Transcribe each record below word for word.

**********

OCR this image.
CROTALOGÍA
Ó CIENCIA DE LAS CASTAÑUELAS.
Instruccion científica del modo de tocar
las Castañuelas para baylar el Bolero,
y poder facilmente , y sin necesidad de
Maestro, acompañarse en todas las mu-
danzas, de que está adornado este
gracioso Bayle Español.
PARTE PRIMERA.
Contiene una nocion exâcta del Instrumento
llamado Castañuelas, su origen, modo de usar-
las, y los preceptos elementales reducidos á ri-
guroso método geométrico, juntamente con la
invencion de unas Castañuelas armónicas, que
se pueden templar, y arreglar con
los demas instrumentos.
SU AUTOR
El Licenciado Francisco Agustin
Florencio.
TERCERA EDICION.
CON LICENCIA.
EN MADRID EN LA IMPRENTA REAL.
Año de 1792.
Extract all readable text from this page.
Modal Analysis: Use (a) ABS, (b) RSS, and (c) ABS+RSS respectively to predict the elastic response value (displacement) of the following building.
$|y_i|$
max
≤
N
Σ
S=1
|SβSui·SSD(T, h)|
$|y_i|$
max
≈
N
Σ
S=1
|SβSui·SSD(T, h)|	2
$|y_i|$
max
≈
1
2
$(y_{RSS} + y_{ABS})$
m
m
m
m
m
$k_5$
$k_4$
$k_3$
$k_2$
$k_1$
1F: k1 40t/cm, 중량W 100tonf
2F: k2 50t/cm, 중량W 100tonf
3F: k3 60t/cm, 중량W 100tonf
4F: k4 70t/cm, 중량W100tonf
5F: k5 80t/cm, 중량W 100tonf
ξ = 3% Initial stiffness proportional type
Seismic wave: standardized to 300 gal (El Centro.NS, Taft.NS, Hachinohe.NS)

**********

● Result of the task
OCR this image.
CROTALOGÍA
Ó CIENCIA DE LAS CASTAÑUELAS.
Instruccion científica del modo de tocar
las Castañuelas para baylar el Bolero,
y poder facilmente , y sin necesidad de
Maestro, acompañarse en todas las mu-
danzas, de que está adornado este
gracioso Bayle Español.
PARTE PRIMERA.
Contiene una nocion exâcta del Instrumento
llamado Castañuelas, su origen, modo de usar-
las, y los preceptos elementales reducidos á ri-
guroso método geométrico, juntamente con la
invencion de unas Castañuelas armónicas, que
se pueden templar, y arreglar con
los demas instrumentos.
SU AUTOR
El Licenciado Francisco Agustin
Florencio.
TERCERA EDICION.
CON LICENCIA.
EN MADRID EN LA IMPRENTA REAL.
Año de 1792.
Extract all readable text from this page.
Modal Analysis: Use (a) ABS, (b) RSS, and (c) ABS+RSS respectively to predict the elastic response value (displacement) of the following building.
$|y_i|$
max
≤
N
Σ
S=1
|SβSui·SSD(T, h)|
$|y_i|$
max
≈
N
Σ
S=1
|SβSui·SSD(T, h)|	2
$|y_i|$
max
≈
1
2
$(y_{RSS} + y_{ABS})$
m
m
m
m
m
$k_5$
$k_4$
$k_3$
$k_2$
$k_1$
1F: k1 40t/cm, 중량W 100tonf
2F: k2 50t/cm, 중량W 100tonf
3F: k3 60t/cm, 중량W 100tonf
4F: k4 70t/cm, 중량W100tonf
5F: k5 80t/cm, 중량W 100tonf
ξ = 3% Initial stiffness proportional type
Seismic wave: standardized to 300 gal (El Centro.NS, Taft.NS, Hachinohe.NS)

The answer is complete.